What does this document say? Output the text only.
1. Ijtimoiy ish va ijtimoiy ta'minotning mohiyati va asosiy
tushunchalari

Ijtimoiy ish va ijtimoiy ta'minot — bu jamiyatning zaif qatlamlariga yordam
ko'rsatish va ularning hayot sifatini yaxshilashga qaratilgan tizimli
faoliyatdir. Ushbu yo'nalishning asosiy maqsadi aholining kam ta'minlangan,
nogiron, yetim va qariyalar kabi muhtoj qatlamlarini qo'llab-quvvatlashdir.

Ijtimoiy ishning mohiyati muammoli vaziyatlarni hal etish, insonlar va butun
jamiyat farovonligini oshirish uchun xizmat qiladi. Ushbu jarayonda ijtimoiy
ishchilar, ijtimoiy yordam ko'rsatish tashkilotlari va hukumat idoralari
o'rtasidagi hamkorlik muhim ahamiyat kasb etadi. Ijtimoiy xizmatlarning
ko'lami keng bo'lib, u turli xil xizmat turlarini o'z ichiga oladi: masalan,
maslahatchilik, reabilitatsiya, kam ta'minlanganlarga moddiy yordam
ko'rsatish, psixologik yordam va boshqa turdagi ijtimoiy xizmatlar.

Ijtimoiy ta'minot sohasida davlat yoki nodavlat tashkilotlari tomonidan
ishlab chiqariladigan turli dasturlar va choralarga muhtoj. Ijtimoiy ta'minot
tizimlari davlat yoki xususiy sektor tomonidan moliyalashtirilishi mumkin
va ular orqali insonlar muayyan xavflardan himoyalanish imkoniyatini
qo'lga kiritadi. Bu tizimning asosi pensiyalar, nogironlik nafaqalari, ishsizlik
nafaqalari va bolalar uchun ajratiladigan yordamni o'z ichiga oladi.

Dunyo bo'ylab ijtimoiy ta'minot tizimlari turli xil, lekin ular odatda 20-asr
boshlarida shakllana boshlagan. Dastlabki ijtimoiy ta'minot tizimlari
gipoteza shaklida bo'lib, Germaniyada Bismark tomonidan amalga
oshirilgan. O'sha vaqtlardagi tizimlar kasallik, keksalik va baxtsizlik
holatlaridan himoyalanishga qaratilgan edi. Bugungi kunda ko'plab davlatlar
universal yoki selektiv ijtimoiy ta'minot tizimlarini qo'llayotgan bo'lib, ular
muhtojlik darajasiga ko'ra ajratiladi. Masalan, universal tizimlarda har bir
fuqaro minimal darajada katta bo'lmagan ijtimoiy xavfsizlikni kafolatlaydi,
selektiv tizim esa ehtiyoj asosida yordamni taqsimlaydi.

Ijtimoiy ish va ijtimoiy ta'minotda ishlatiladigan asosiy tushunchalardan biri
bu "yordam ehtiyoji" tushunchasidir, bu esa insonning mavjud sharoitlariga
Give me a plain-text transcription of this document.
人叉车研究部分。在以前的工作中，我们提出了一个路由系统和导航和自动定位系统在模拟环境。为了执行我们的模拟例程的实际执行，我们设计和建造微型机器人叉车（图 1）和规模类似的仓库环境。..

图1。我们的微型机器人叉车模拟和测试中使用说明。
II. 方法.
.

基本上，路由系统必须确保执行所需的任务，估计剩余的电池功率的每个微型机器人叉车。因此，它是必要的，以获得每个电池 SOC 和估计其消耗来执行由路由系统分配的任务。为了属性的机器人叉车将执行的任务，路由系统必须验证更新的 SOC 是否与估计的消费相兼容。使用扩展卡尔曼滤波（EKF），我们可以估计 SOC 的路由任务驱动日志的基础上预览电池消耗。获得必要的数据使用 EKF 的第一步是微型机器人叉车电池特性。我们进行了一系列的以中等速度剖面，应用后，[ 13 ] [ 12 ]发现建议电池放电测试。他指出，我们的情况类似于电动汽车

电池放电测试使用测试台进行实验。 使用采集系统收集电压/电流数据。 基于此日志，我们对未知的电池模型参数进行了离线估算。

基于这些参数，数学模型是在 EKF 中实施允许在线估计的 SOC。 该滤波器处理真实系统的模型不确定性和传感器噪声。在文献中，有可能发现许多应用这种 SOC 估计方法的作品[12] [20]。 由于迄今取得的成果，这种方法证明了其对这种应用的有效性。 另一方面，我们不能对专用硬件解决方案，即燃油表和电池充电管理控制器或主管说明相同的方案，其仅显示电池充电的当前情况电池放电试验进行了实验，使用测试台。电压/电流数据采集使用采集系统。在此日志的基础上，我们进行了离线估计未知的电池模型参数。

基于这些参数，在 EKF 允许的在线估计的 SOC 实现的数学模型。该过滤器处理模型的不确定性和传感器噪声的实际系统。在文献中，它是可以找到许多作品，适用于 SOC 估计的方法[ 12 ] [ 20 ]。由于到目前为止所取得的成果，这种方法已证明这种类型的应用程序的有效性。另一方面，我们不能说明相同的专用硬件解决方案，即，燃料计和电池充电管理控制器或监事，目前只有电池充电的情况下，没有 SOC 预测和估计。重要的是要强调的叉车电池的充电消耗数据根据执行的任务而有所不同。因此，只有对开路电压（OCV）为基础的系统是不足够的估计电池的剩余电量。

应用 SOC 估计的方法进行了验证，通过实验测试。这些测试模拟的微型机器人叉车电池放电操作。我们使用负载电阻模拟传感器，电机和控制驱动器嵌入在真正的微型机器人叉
☆ ☆ ☆
PROBLEM REQUIREMENTS. Your answer should be only the number of lines that hold the word "qaratilgan".

OUTPUT FOR THIS TASK. 2